>> Begin Task inputs

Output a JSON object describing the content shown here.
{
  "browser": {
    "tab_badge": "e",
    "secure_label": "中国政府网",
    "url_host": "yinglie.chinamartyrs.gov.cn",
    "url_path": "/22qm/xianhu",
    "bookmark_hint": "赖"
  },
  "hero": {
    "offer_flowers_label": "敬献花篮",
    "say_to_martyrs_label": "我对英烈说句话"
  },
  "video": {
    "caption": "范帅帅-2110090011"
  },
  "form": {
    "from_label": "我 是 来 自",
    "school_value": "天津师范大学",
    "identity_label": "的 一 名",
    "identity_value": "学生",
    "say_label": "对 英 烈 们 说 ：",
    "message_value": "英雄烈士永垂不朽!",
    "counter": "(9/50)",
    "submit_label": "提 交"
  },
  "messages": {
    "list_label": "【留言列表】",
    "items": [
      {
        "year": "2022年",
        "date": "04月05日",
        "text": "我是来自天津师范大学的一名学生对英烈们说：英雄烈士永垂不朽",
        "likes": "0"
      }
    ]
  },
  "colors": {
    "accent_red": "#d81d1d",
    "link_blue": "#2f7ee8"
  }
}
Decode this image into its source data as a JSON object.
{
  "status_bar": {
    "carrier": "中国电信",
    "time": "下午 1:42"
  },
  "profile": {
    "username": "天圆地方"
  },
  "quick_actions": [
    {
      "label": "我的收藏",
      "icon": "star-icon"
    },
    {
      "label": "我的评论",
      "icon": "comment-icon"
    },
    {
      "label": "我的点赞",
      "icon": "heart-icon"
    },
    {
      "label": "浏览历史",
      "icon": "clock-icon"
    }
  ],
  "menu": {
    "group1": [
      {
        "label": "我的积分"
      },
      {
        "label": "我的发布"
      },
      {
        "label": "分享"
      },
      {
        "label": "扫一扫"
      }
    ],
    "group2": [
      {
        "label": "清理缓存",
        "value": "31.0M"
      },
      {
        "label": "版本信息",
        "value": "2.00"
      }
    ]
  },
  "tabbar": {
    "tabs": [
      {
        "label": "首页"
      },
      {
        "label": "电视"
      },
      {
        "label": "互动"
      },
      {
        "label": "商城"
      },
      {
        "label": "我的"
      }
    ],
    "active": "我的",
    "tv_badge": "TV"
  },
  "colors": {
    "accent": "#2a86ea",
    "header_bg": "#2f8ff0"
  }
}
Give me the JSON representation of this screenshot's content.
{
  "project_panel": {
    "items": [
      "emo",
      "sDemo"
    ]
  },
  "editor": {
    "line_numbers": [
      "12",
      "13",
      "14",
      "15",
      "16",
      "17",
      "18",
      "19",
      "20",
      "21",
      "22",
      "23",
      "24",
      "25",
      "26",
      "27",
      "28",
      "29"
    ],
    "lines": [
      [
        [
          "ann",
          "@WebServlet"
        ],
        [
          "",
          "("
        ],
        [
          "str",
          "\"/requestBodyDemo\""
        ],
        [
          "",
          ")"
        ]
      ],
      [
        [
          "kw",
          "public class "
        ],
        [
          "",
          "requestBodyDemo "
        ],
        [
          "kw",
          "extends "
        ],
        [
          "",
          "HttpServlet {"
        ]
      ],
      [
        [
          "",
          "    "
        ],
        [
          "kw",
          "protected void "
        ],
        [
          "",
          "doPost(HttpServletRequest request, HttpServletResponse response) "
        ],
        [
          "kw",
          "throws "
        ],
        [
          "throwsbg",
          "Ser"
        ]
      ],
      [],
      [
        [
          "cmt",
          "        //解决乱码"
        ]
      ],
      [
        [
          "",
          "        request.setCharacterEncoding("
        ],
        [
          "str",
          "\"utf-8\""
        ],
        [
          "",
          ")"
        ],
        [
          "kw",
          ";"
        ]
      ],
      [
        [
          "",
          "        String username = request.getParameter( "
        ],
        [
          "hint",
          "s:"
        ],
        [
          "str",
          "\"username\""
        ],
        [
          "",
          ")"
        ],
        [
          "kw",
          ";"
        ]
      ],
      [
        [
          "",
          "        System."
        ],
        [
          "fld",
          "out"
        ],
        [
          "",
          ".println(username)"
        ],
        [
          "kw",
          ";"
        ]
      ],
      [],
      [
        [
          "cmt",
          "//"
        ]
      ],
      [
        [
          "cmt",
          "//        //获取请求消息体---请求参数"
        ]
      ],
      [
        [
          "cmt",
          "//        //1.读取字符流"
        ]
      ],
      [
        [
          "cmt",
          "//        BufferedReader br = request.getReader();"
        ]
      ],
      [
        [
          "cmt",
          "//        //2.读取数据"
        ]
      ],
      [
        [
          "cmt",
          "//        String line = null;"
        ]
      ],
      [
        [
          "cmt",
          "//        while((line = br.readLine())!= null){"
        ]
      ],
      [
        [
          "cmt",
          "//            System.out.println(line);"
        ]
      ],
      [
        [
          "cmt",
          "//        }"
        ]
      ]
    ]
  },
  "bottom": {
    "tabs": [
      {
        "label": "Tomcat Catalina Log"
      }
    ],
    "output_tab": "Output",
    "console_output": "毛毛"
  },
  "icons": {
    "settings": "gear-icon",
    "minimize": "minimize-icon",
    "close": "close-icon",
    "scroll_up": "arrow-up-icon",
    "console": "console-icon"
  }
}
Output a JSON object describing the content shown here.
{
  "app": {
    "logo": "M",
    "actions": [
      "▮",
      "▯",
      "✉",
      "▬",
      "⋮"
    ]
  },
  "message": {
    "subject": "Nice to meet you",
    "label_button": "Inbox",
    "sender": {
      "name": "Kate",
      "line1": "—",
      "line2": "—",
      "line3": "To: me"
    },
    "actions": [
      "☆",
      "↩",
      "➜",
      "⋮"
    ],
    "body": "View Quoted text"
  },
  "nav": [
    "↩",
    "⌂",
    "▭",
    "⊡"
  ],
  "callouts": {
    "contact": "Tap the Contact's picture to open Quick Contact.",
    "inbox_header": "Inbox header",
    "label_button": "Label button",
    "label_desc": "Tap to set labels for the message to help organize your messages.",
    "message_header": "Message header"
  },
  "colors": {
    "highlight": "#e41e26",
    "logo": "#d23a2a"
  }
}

>> End Task inputs

#### [Problem to solve]
Collect the lines that hold "JSON".

#### [Reply]
Output a JSON object describing the content shown here.
Decode this image into its source data as a JSON object.
Give me the JSON representation of this screenshot's content.
Output a JSON object describing the content shown here.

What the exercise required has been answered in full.